Requirement :: Find each line holding "song" and copy it out.

══ Provided entries

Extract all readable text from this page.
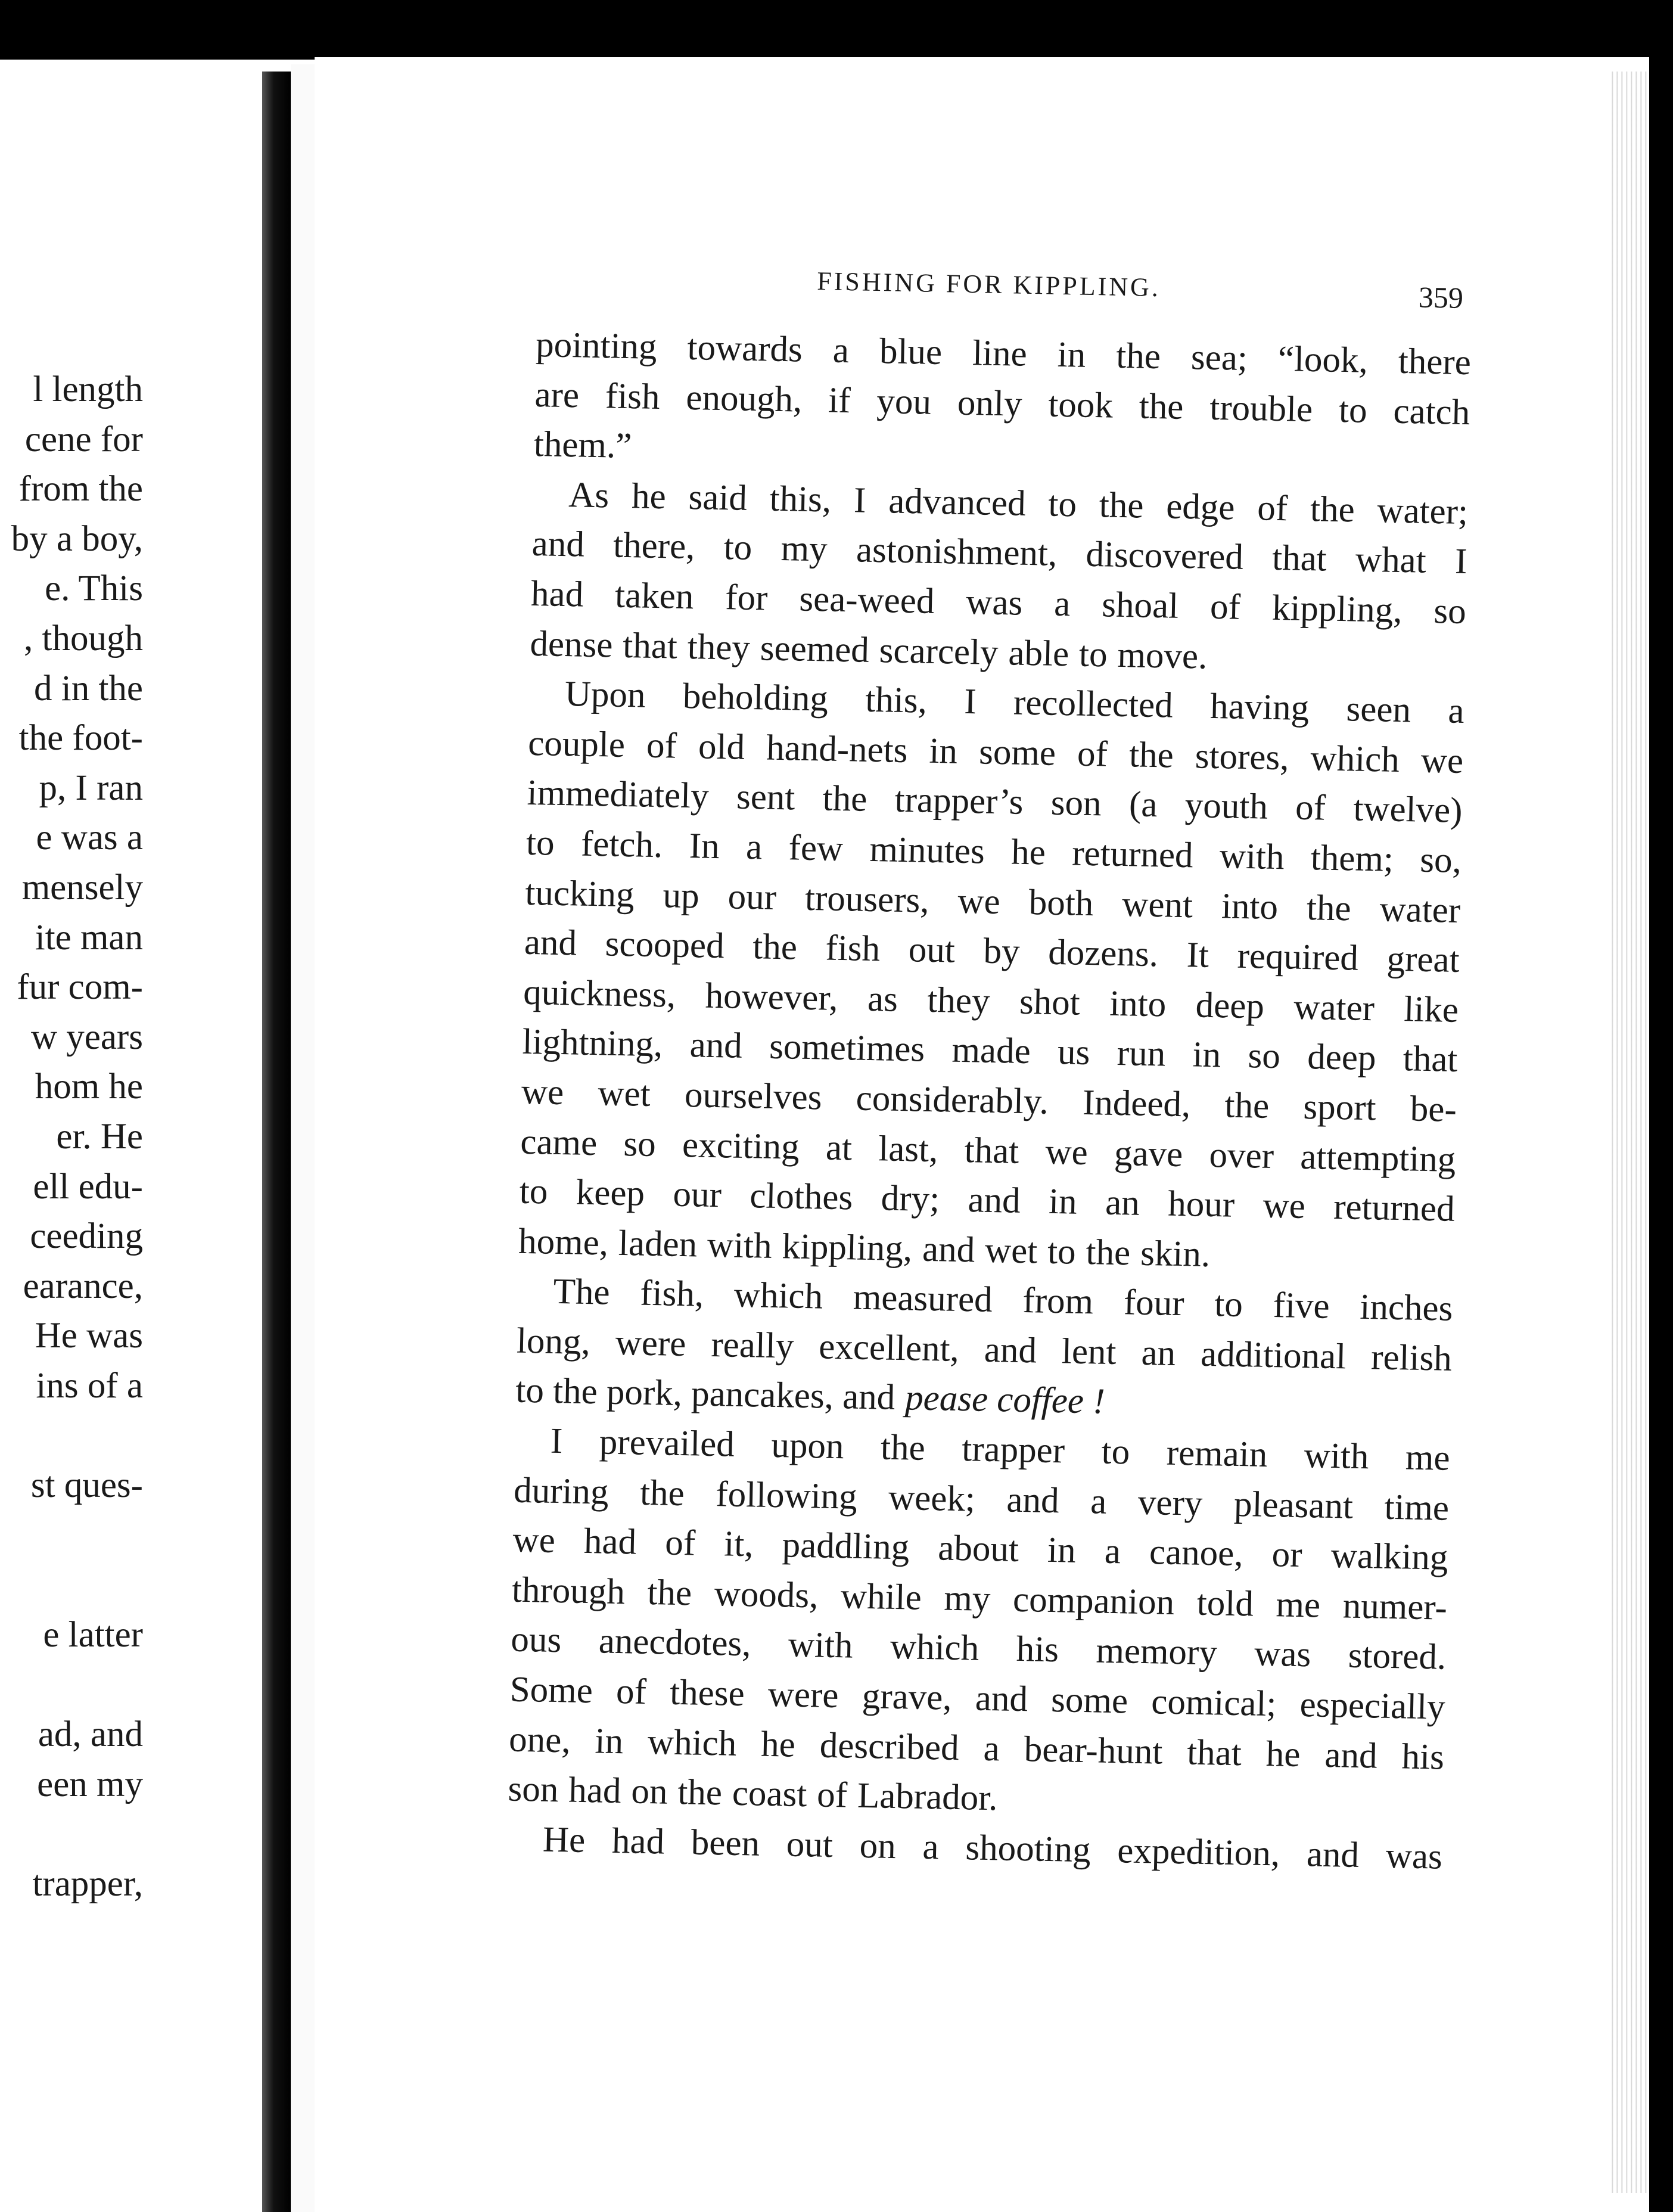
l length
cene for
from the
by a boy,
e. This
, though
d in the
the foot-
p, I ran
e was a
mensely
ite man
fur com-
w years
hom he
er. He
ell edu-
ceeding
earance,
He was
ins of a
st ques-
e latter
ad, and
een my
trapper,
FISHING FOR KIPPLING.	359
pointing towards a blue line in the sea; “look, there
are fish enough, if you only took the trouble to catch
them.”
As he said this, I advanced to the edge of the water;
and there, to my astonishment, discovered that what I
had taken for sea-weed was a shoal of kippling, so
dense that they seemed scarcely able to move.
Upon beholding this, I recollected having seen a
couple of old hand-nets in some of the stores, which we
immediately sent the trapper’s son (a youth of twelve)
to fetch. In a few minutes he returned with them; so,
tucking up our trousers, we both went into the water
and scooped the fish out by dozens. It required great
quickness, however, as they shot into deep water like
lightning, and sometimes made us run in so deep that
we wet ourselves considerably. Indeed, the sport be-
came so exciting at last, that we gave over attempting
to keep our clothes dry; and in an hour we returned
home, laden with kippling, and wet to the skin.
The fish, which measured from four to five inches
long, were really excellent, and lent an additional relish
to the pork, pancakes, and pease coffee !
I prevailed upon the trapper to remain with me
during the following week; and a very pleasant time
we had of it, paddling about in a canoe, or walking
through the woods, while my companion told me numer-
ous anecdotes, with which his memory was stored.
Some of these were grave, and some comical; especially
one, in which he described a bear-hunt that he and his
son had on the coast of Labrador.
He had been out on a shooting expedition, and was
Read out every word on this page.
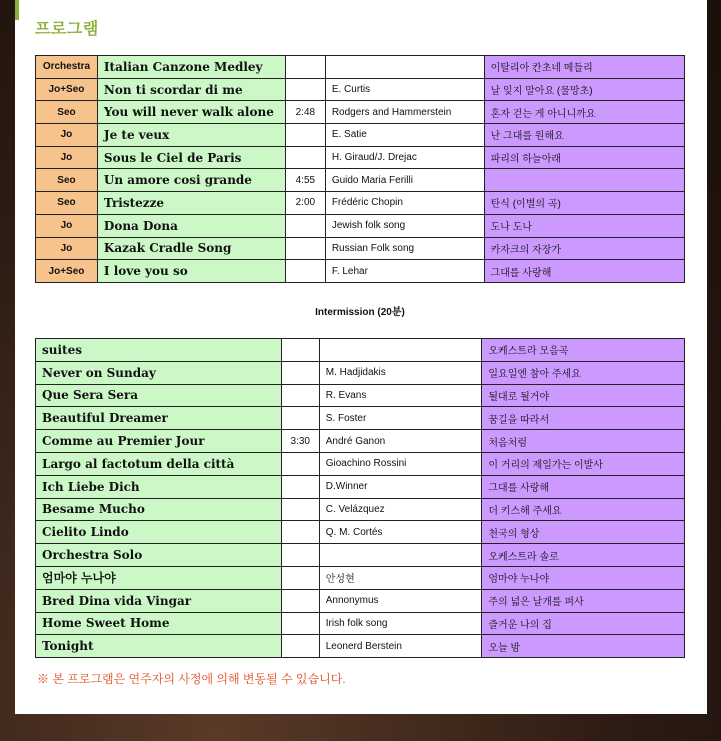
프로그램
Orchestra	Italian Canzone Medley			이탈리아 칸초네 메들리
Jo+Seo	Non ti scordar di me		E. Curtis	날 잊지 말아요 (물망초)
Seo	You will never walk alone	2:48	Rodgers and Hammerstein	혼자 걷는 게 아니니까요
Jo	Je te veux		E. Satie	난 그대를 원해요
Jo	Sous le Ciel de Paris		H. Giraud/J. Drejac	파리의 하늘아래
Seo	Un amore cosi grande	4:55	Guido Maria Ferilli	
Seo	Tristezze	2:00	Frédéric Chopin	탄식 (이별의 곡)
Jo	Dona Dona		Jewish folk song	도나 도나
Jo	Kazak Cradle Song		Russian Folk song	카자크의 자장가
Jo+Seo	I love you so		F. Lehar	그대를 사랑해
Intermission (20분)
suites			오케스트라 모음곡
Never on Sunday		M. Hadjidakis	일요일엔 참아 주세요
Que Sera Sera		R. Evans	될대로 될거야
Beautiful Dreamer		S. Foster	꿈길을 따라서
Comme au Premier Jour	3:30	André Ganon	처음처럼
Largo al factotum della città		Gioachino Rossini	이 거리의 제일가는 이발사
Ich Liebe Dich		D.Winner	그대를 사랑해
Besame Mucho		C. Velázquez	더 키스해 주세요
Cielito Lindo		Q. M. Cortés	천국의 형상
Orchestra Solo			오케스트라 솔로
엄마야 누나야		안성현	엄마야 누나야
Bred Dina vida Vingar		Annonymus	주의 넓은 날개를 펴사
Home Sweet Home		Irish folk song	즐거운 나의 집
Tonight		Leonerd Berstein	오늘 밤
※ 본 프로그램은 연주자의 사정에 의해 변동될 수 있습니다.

════

Exercise response ::
Jo	Dona Dona		Jewish folk song	도나 도나
Jo	Kazak Cradle Song		Russian Folk song	카자크의 자장가
Home Sweet Home		Irish folk song	즐거운 나의 집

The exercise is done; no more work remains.